+++ RECORDS FOR THE EXERCISE +++
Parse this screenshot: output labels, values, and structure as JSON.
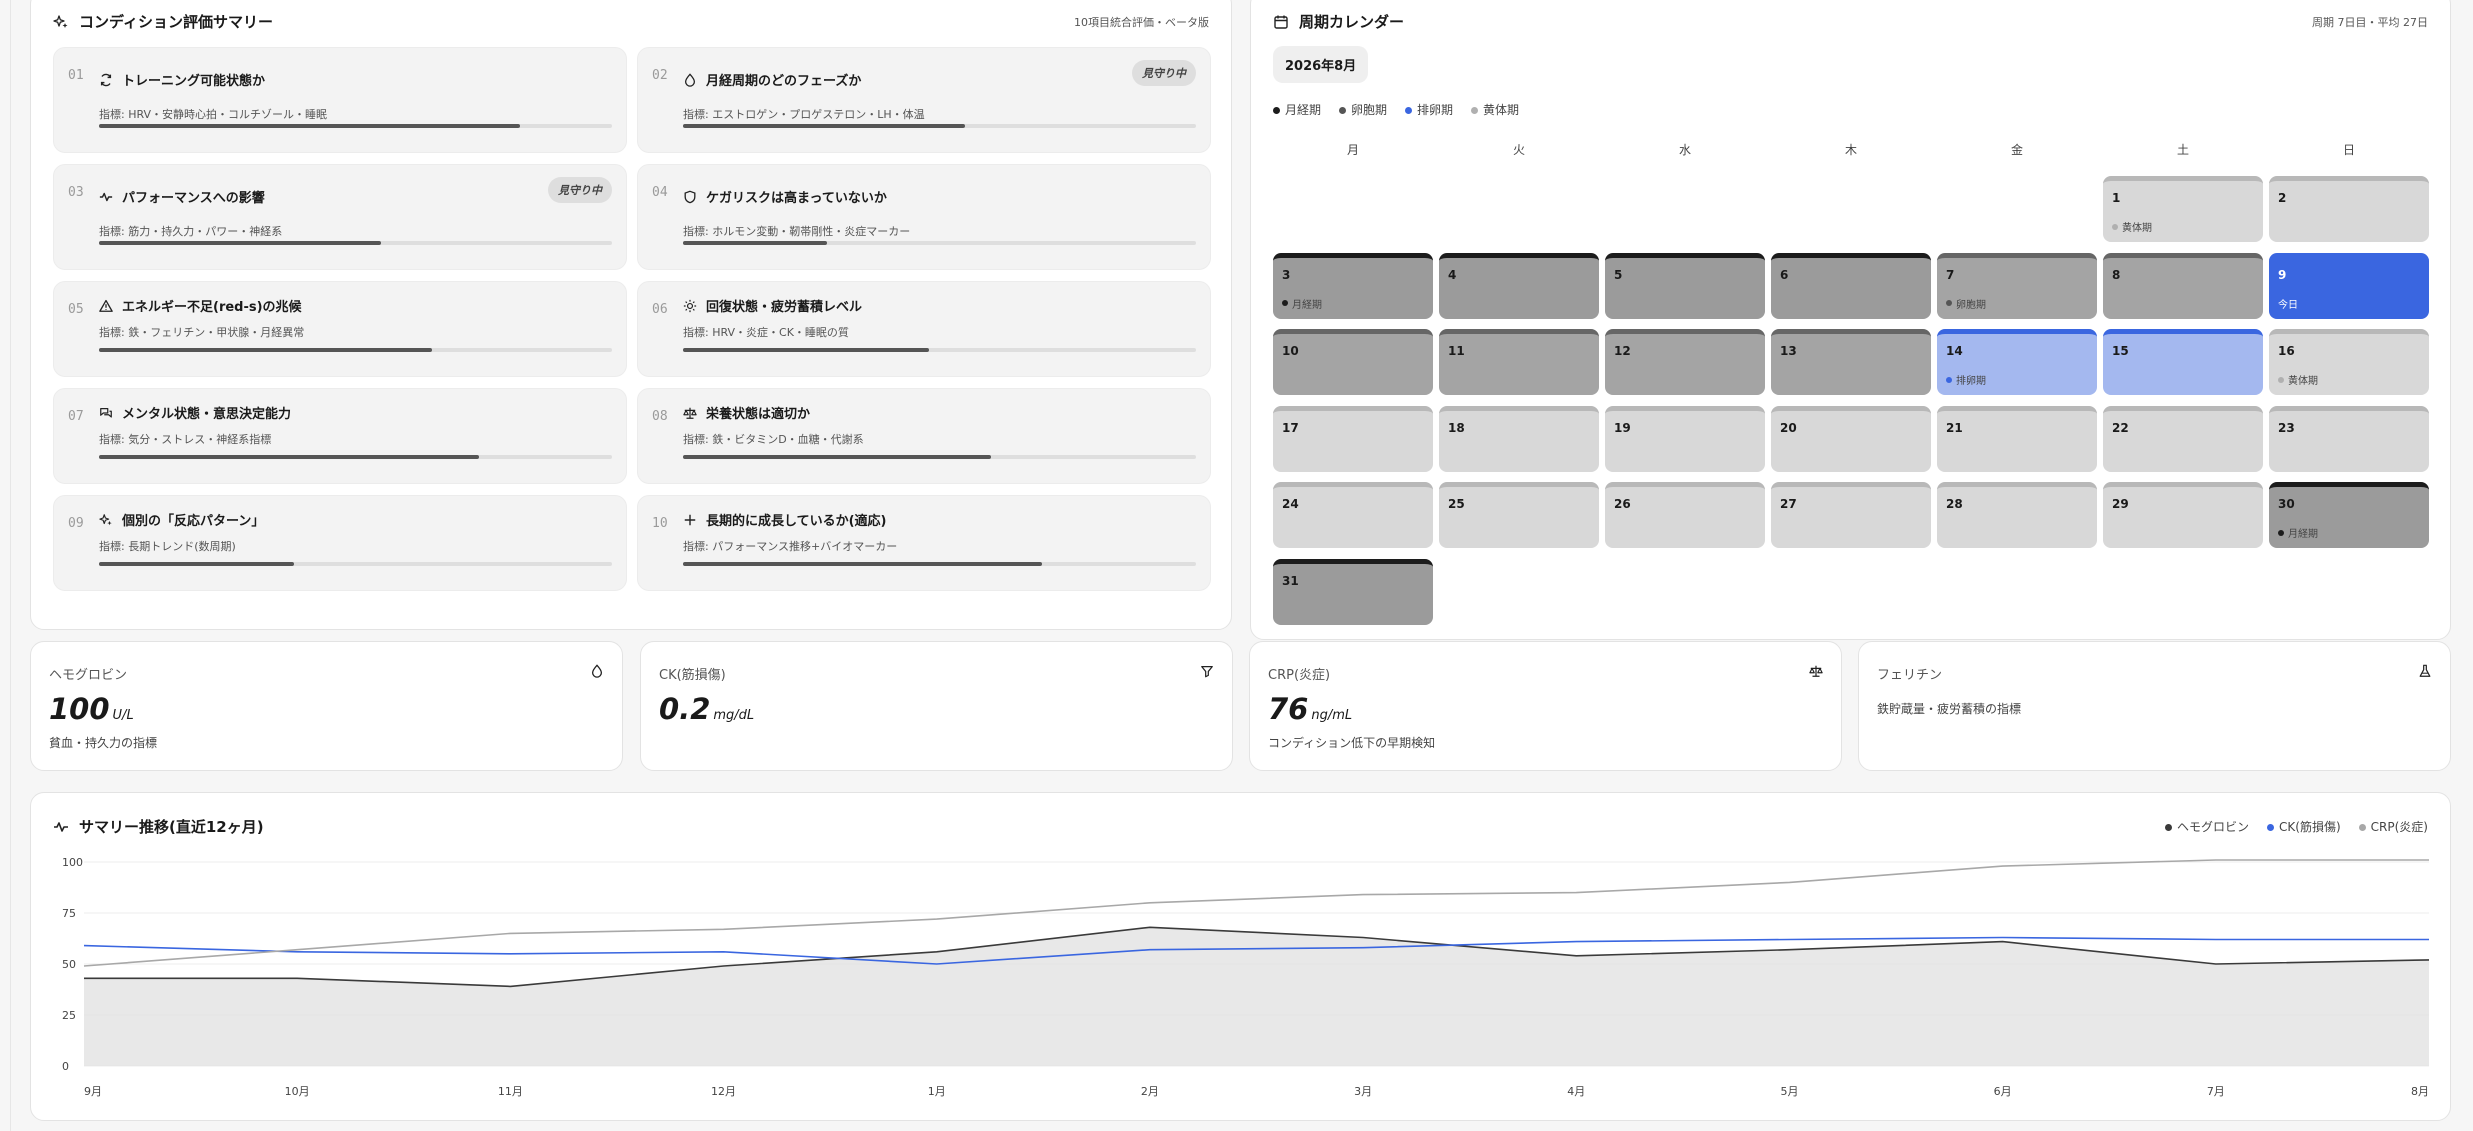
{
  "summary": {
    "title": "コンディション評価サマリー",
    "meta": "10項目統合評価・ベータ版",
    "items": [
      {
        "num": "01",
        "title": "トレーニング可能状態か",
        "indicator": "指標: HRV・安静時心拍・コルチゾール・睡眠",
        "badge": "",
        "level": 0.82,
        "icon": "refresh-icon"
      },
      {
        "num": "02",
        "title": "月経周期のどのフェーズか",
        "indicator": "指標: エストロゲン・プロゲステロン・LH・体温",
        "badge": "見守り中",
        "level": 0.55,
        "icon": "droplet-icon"
      },
      {
        "num": "03",
        "title": "パフォーマンスへの影響",
        "indicator": "指標: 筋力・持久力・パワー・神経系",
        "badge": "見守り中",
        "level": 0.55,
        "icon": "pulse-icon"
      },
      {
        "num": "04",
        "title": "ケガリスクは高まっていないか",
        "indicator": "指標: ホルモン変動・靭帯剛性・炎症マーカー",
        "badge": "",
        "level": 0.28,
        "icon": "shield-icon"
      },
      {
        "num": "05",
        "title": "エネルギー不足(red-s)の兆候",
        "indicator": "指標: 鉄・フェリチン・甲状腺・月経異常",
        "badge": "",
        "level": 0.65,
        "icon": "warning-icon"
      },
      {
        "num": "06",
        "title": "回復状態・疲労蓄積レベル",
        "indicator": "指標: HRV・炎症・CK・睡眠の質",
        "badge": "",
        "level": 0.48,
        "icon": "sun-icon"
      },
      {
        "num": "07",
        "title": "メンタル状態・意思決定能力",
        "indicator": "指標: 気分・ストレス・神経系指標",
        "badge": "",
        "level": 0.74,
        "icon": "chat-icon"
      },
      {
        "num": "08",
        "title": "栄養状態は適切か",
        "indicator": "指標: 鉄・ビタミンD・血糖・代謝系",
        "badge": "",
        "level": 0.6,
        "icon": "scale-icon"
      },
      {
        "num": "09",
        "title": "個別の「反応パターン」",
        "indicator": "指標: 長期トレンド(数周期)",
        "badge": "",
        "level": 0.38,
        "icon": "sparkle-icon"
      },
      {
        "num": "10",
        "title": "長期的に成長しているか(適応)",
        "indicator": "指標: パフォーマンス推移+バイオマーカー",
        "badge": "",
        "level": 0.7,
        "icon": "plus-icon"
      }
    ]
  },
  "calendar": {
    "title": "周期カレンダー",
    "meta": "周期 7日目・平均 27日",
    "month": "2026年8月",
    "legend": [
      {
        "label": "月経期",
        "color": "#1c1c1c"
      },
      {
        "label": "卵胞期",
        "color": "#555555"
      },
      {
        "label": "排卵期",
        "color": "#3a66e0"
      },
      {
        "label": "黄体期",
        "color": "#b0b0b0"
      }
    ],
    "weekdays": [
      "月",
      "火",
      "水",
      "木",
      "金",
      "土",
      "日"
    ],
    "first_col": 5,
    "days": [
      {
        "d": "1",
        "t": "none",
        "ph": "黄体期",
        "pc": "#b0b0b0"
      },
      {
        "d": "2",
        "t": "none",
        "ph": "",
        "pc": ""
      },
      {
        "d": "3",
        "t": "men",
        "ph": "月経期",
        "pc": "#1c1c1c"
      },
      {
        "d": "4",
        "t": "men",
        "ph": "",
        "pc": ""
      },
      {
        "d": "5",
        "t": "men",
        "ph": "",
        "pc": ""
      },
      {
        "d": "6",
        "t": "men",
        "ph": "",
        "pc": ""
      },
      {
        "d": "7",
        "t": "fol",
        "ph": "卵胞期",
        "pc": "#555555"
      },
      {
        "d": "8",
        "t": "fol",
        "ph": "",
        "pc": ""
      },
      {
        "d": "9",
        "t": "today",
        "ph": "今日",
        "pc": ""
      },
      {
        "d": "10",
        "t": "fol",
        "ph": "",
        "pc": ""
      },
      {
        "d": "11",
        "t": "fol",
        "ph": "",
        "pc": ""
      },
      {
        "d": "12",
        "t": "fol",
        "ph": "",
        "pc": ""
      },
      {
        "d": "13",
        "t": "fol",
        "ph": "",
        "pc": ""
      },
      {
        "d": "14",
        "t": "ovu",
        "ph": "排卵期",
        "pc": "#3a66e0"
      },
      {
        "d": "15",
        "t": "ovu",
        "ph": "",
        "pc": ""
      },
      {
        "d": "16",
        "t": "none",
        "ph": "黄体期",
        "pc": "#b0b0b0"
      },
      {
        "d": "17",
        "t": "none",
        "ph": "",
        "pc": ""
      },
      {
        "d": "18",
        "t": "none",
        "ph": "",
        "pc": ""
      },
      {
        "d": "19",
        "t": "none",
        "ph": "",
        "pc": ""
      },
      {
        "d": "20",
        "t": "none",
        "ph": "",
        "pc": ""
      },
      {
        "d": "21",
        "t": "none",
        "ph": "",
        "pc": ""
      },
      {
        "d": "22",
        "t": "none",
        "ph": "",
        "pc": ""
      },
      {
        "d": "23",
        "t": "none",
        "ph": "",
        "pc": ""
      },
      {
        "d": "24",
        "t": "none",
        "ph": "",
        "pc": ""
      },
      {
        "d": "25",
        "t": "none",
        "ph": "",
        "pc": ""
      },
      {
        "d": "26",
        "t": "none",
        "ph": "",
        "pc": ""
      },
      {
        "d": "27",
        "t": "none",
        "ph": "",
        "pc": ""
      },
      {
        "d": "28",
        "t": "none",
        "ph": "",
        "pc": ""
      },
      {
        "d": "29",
        "t": "none",
        "ph": "",
        "pc": ""
      },
      {
        "d": "30",
        "t": "men",
        "ph": "月経期",
        "pc": "#1c1c1c"
      },
      {
        "d": "31",
        "t": "men",
        "ph": "",
        "pc": ""
      }
    ]
  },
  "metrics": [
    {
      "label": "ヘモグロビン",
      "value": "100",
      "unit": "U/L",
      "desc": "貧血・持久力の指標",
      "icon": "droplet-icon"
    },
    {
      "label": "CK(筋損傷)",
      "value": "0.2",
      "unit": "mg/dL",
      "desc": "",
      "icon": "filter-icon"
    },
    {
      "label": "CRP(炎症)",
      "value": "76",
      "unit": "ng/mL",
      "desc": "コンディション低下の早期検知",
      "icon": "scale-icon"
    },
    {
      "label": "フェリチン",
      "value": "",
      "unit": "",
      "desc": "鉄貯蔵量・疲労蓄積の指標",
      "icon": "flask-icon"
    }
  ],
  "trend": {
    "title": "サマリー推移(直近12ヶ月)"
  },
  "chart_data": {
    "type": "line",
    "title": "サマリー推移(直近12ヶ月)",
    "x": [
      "9月",
      "10月",
      "11月",
      "12月",
      "1月",
      "2月",
      "3月",
      "4月",
      "5月",
      "6月",
      "7月",
      "8月"
    ],
    "ylim": [
      0,
      100
    ],
    "yticks": [
      0,
      25,
      50,
      75,
      100
    ],
    "grid": true,
    "legend": "top-right",
    "series": [
      {
        "name": "ヘモグロビン",
        "color": "#3a3a3a",
        "fill": true,
        "values": [
          43,
          43,
          39,
          49,
          56,
          68,
          63,
          54,
          57,
          61,
          50,
          52
        ]
      },
      {
        "name": "CK(筋損傷)",
        "color": "#3a66e0",
        "fill": false,
        "values": [
          59,
          56,
          55,
          56,
          50,
          57,
          58,
          61,
          62,
          63,
          62,
          62
        ]
      },
      {
        "name": "CRP(炎症)",
        "color": "#a8a8a8",
        "fill": false,
        "values": [
          49,
          57,
          65,
          67,
          72,
          80,
          84,
          85,
          90,
          98,
          101,
          101
        ]
      }
    ]
  }
}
+++
Reproduce every record word for word. The copy must contain no pictures.

| SOLUTION BELOW |
Parse this screenshot: output labels, values, and structure as JSON.
{
  "summary": {
    "title": "コンディション評価サマリー",
    "meta": "10項目統合評価・ベータ版",
    "items": [
      {
        "num": "01",
        "title": "トレーニング可能状態か",
        "indicator": "指標: HRV・安静時心拍・コルチゾール・睡眠",
        "badge": "",
        "level": 0.82,
        "icon": "refresh-icon"
      },
      {
        "num": "02",
        "title": "月経周期のどのフェーズか",
        "indicator": "指標: エストロゲン・プロゲステロン・LH・体温",
        "badge": "見守り中",
        "level": 0.55,
        "icon": "droplet-icon"
      },
      {
        "num": "03",
        "title": "パフォーマンスへの影響",
        "indicator": "指標: 筋力・持久力・パワー・神経系",
        "badge": "見守り中",
        "level": 0.55,
        "icon": "pulse-icon"
      },
      {
        "num": "04",
        "title": "ケガリスクは高まっていないか",
        "indicator": "指標: ホルモン変動・靭帯剛性・炎症マーカー",
        "badge": "",
        "level": 0.28,
        "icon": "shield-icon"
      },
      {
        "num": "05",
        "title": "エネルギー不足(red-s)の兆候",
        "indicator": "指標: 鉄・フェリチン・甲状腺・月経異常",
        "badge": "",
        "level": 0.65,
        "icon": "warning-icon"
      },
      {
        "num": "06",
        "title": "回復状態・疲労蓄積レベル",
        "indicator": "指標: HRV・炎症・CK・睡眠の質",
        "badge": "",
        "level": 0.48,
        "icon": "sun-icon"
      },
      {
        "num": "07",
        "title": "メンタル状態・意思決定能力",
        "indicator": "指標: 気分・ストレス・神経系指標",
        "badge": "",
        "level": 0.74,
        "icon": "chat-icon"
      },
      {
        "num": "08",
        "title": "栄養状態は適切か",
        "indicator": "指標: 鉄・ビタミンD・血糖・代謝系",
        "badge": "",
        "level": 0.6,
        "icon": "scale-icon"
      },
      {
        "num": "09",
        "title": "個別の「反応パターン」",
        "indicator": "指標: 長期トレンド(数周期)",
        "badge": "",
        "level": 0.38,
        "icon": "sparkle-icon"
      },
      {
        "num": "10",
        "title": "長期的に成長しているか(適応)",
        "indicator": "指標: パフォーマンス推移+バイオマーカー",
        "badge": "",
        "level": 0.7,
        "icon": "plus-icon"
      }
    ]
  },
  "calendar": {
    "title": "周期カレンダー",
    "meta": "周期 7日目・平均 27日",
    "month": "2026年8月",
    "legend": [
      {
        "label": "月経期",
        "color": "#1c1c1c"
      },
      {
        "label": "卵胞期",
        "color": "#555555"
      },
      {
        "label": "排卵期",
        "color": "#3a66e0"
      },
      {
        "label": "黄体期",
        "color": "#b0b0b0"
      }
    ],
    "weekdays": [
      "月",
      "火",
      "水",
      "木",
      "金",
      "土",
      "日"
    ],
    "first_col": 5,
    "days": [
      {
        "d": "1",
        "t": "none",
        "ph": "黄体期",
        "pc": "#b0b0b0"
      },
      {
        "d": "2",
        "t": "none",
        "ph": "",
        "pc": ""
      },
      {
        "d": "3",
        "t": "men",
        "ph": "月経期",
        "pc": "#1c1c1c"
      },
      {
        "d": "4",
        "t": "men",
        "ph": "",
        "pc": ""
      },
      {
        "d": "5",
        "t": "men",
        "ph": "",
        "pc": ""
      },
      {
        "d": "6",
        "t": "men",
        "ph": "",
        "pc": ""
      },
      {
        "d": "7",
        "t": "fol",
        "ph": "卵胞期",
        "pc": "#555555"
      },
      {
        "d": "8",
        "t": "fol",
        "ph": "",
        "pc": ""
      },
      {
        "d": "9",
        "t": "today",
        "ph": "今日",
        "pc": ""
      },
      {
        "d": "10",
        "t": "fol",
        "ph": "",
        "pc": ""
      },
      {
        "d": "11",
        "t": "fol",
        "ph": "",
        "pc": ""
      },
      {
        "d": "12",
        "t": "fol",
        "ph": "",
        "pc": ""
      },
      {
        "d": "13",
        "t": "fol",
        "ph": "",
        "pc": ""
      },
      {
        "d": "14",
        "t": "ovu",
        "ph": "排卵期",
        "pc": "#3a66e0"
      },
      {
        "d": "15",
        "t": "ovu",
        "ph": "",
        "pc": ""
      },
      {
        "d": "16",
        "t": "none",
        "ph": "黄体期",
        "pc": "#b0b0b0"
      },
      {
        "d": "17",
        "t": "none",
        "ph": "",
        "pc": ""
      },
      {
        "d": "18",
        "t": "none",
        "ph": "",
        "pc": ""
      },
      {
        "d": "19",
        "t": "none",
        "ph": "",
        "pc": ""
      },
      {
        "d": "20",
        "t": "none",
        "ph": "",
        "pc": ""
      },
      {
        "d": "21",
        "t": "none",
        "ph": "",
        "pc": ""
      },
      {
        "d": "22",
        "t": "none",
        "ph": "",
        "pc": ""
      },
      {
        "d": "23",
        "t": "none",
        "ph": "",
        "pc": ""
      },
      {
        "d": "24",
        "t": "none",
        "ph": "",
        "pc": ""
      },
      {
        "d": "25",
        "t": "none",
        "ph": "",
        "pc": ""
      },
      {
        "d": "26",
        "t": "none",
        "ph": "",
        "pc": ""
      },
      {
        "d": "27",
        "t": "none",
        "ph": "",
        "pc": ""
      },
      {
        "d": "28",
        "t": "none",
        "ph": "",
        "pc": ""
      },
      {
        "d": "29",
        "t": "none",
        "ph": "",
        "pc": ""
      },
      {
        "d": "30",
        "t": "men",
        "ph": "月経期",
        "pc": "#1c1c1c"
      },
      {
        "d": "31",
        "t": "men",
        "ph": "",
        "pc": ""
      }
    ]
  },
  "metrics": [
    {
      "label": "ヘモグロビン",
      "value": "100",
      "unit": "U/L",
      "desc": "貧血・持久力の指標",
      "icon": "droplet-icon"
    },
    {
      "label": "CK(筋損傷)",
      "value": "0.2",
      "unit": "mg/dL",
      "desc": "",
      "icon": "filter-icon"
    },
    {
      "label": "CRP(炎症)",
      "value": "76",
      "unit": "ng/mL",
      "desc": "コンディション低下の早期検知",
      "icon": "scale-icon"
    },
    {
      "label": "フェリチン",
      "value": "",
      "unit": "",
      "desc": "鉄貯蔵量・疲労蓄積の指標",
      "icon": "flask-icon"
    }
  ],
  "trend": {
    "title": "サマリー推移(直近12ヶ月)"
  },
  "chart_data": {
    "type": "line",
    "title": "サマリー推移(直近12ヶ月)",
    "x": [
      "9月",
      "10月",
      "11月",
      "12月",
      "1月",
      "2月",
      "3月",
      "4月",
      "5月",
      "6月",
      "7月",
      "8月"
    ],
    "ylim": [
      0,
      100
    ],
    "yticks": [
      0,
      25,
      50,
      75,
      100
    ],
    "grid": true,
    "legend": "top-right",
    "series": [
      {
        "name": "ヘモグロビン",
        "color": "#3a3a3a",
        "fill": true,
        "values": [
          43,
          43,
          39,
          49,
          56,
          68,
          63,
          54,
          57,
          61,
          50,
          52
        ]
      },
      {
        "name": "CK(筋損傷)",
        "color": "#3a66e0",
        "fill": false,
        "values": [
          59,
          56,
          55,
          56,
          50,
          57,
          58,
          61,
          62,
          63,
          62,
          62
        ]
      },
      {
        "name": "CRP(炎症)",
        "color": "#a8a8a8",
        "fill": false,
        "values": [
          49,
          57,
          65,
          67,
          72,
          80,
          84,
          85,
          90,
          98,
          101,
          101
        ]
      }
    ]
  }
}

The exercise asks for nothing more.